## WHAT THE EXERCISE ASKS
Below is a set of records; restate each one word for word.

Records from a dataset
====

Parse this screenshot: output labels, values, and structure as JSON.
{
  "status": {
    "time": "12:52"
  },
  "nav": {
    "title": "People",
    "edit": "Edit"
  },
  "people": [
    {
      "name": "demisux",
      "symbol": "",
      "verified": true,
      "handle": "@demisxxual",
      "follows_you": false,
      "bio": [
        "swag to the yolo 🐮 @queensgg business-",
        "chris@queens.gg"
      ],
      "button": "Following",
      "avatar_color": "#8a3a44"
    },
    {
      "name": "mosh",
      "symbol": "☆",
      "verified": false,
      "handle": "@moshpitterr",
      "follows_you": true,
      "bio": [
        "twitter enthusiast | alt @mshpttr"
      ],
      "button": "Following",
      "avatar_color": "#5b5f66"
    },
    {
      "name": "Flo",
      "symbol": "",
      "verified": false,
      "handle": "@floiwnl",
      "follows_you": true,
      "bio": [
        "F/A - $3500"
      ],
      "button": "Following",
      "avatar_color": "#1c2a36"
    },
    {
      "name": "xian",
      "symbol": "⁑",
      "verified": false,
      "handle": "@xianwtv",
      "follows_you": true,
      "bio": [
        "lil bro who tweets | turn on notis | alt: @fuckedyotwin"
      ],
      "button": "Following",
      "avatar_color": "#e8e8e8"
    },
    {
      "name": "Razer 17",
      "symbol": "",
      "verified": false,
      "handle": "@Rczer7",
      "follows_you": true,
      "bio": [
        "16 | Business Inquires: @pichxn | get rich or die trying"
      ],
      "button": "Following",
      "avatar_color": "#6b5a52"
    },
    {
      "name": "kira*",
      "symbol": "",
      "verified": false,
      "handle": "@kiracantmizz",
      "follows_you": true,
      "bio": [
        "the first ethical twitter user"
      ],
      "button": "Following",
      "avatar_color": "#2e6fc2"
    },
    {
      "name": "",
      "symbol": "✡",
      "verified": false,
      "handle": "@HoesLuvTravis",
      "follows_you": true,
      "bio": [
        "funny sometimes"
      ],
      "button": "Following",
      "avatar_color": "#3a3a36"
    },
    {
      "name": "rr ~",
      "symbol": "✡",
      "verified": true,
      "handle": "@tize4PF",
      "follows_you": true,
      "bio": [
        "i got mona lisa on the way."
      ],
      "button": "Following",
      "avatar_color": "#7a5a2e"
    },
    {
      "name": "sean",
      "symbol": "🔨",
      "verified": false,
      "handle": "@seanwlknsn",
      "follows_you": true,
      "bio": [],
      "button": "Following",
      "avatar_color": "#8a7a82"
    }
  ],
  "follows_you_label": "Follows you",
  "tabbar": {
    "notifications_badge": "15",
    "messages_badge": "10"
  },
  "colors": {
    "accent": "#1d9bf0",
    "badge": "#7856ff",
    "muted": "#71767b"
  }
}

====

## CORRECT RESPONSE
Parse this screenshot: output labels, values, and structure as JSON.
{
  "status": {
    "time": "12:52"
  },
  "nav": {
    "title": "People",
    "edit": "Edit"
  },
  "people": [
    {
      "name": "demisux",
      "symbol": "",
      "verified": true,
      "handle": "@demisxxual",
      "follows_you": false,
      "bio": [
        "swag to the yolo 🐮 @queensgg business-",
        "chris@queens.gg"
      ],
      "button": "Following",
      "avatar_color": "#8a3a44"
    },
    {
      "name": "mosh",
      "symbol": "☆",
      "verified": false,
      "handle": "@moshpitterr",
      "follows_you": true,
      "bio": [
        "twitter enthusiast | alt @mshpttr"
      ],
      "button": "Following",
      "avatar_color": "#5b5f66"
    },
    {
      "name": "Flo",
      "symbol": "",
      "verified": false,
      "handle": "@floiwnl",
      "follows_you": true,
      "bio": [
        "F/A - $3500"
      ],
      "button": "Following",
      "avatar_color": "#1c2a36"
    },
    {
      "name": "xian",
      "symbol": "⁑",
      "verified": false,
      "handle": "@xianwtv",
      "follows_you": true,
      "bio": [
        "lil bro who tweets | turn on notis | alt: @fuckedyotwin"
      ],
      "button": "Following",
      "avatar_color": "#e8e8e8"
    },
    {
      "name": "Razer 17",
      "symbol": "",
      "verified": false,
      "handle": "@Rczer7",
      "follows_you": true,
      "bio": [
        "16 | Business Inquires: @pichxn | get rich or die trying"
      ],
      "button": "Following",
      "avatar_color": "#6b5a52"
    },
    {
      "name": "kira*",
      "symbol": "",
      "verified": false,
      "handle": "@kiracantmizz",
      "follows_you": true,
      "bio": [
        "the first ethical twitter user"
      ],
      "button": "Following",
      "avatar_color": "#2e6fc2"
    },
    {
      "name": "",
      "symbol": "✡",
      "verified": false,
      "handle": "@HoesLuvTravis",
      "follows_you": true,
      "bio": [
        "funny sometimes"
      ],
      "button": "Following",
      "avatar_color": "#3a3a36"
    },
    {
      "name": "rr ~",
      "symbol": "✡",
      "verified": true,
      "handle": "@tize4PF",
      "follows_you": true,
      "bio": [
        "i got mona lisa on the way."
      ],
      "button": "Following",
      "avatar_color": "#7a5a2e"
    },
    {
      "name": "sean",
      "symbol": "🔨",
      "verified": false,
      "handle": "@seanwlknsn",
      "follows_you": true,
      "bio": [],
      "button": "Following",
      "avatar_color": "#8a7a82"
    }
  ],
  "follows_you_label": "Follows you",
  "tabbar": {
    "notifications_badge": "15",
    "messages_badge": "10"
  },
  "colors": {
    "accent": "#1d9bf0",
    "badge": "#7856ff",
    "muted": "#71767b"
  }
}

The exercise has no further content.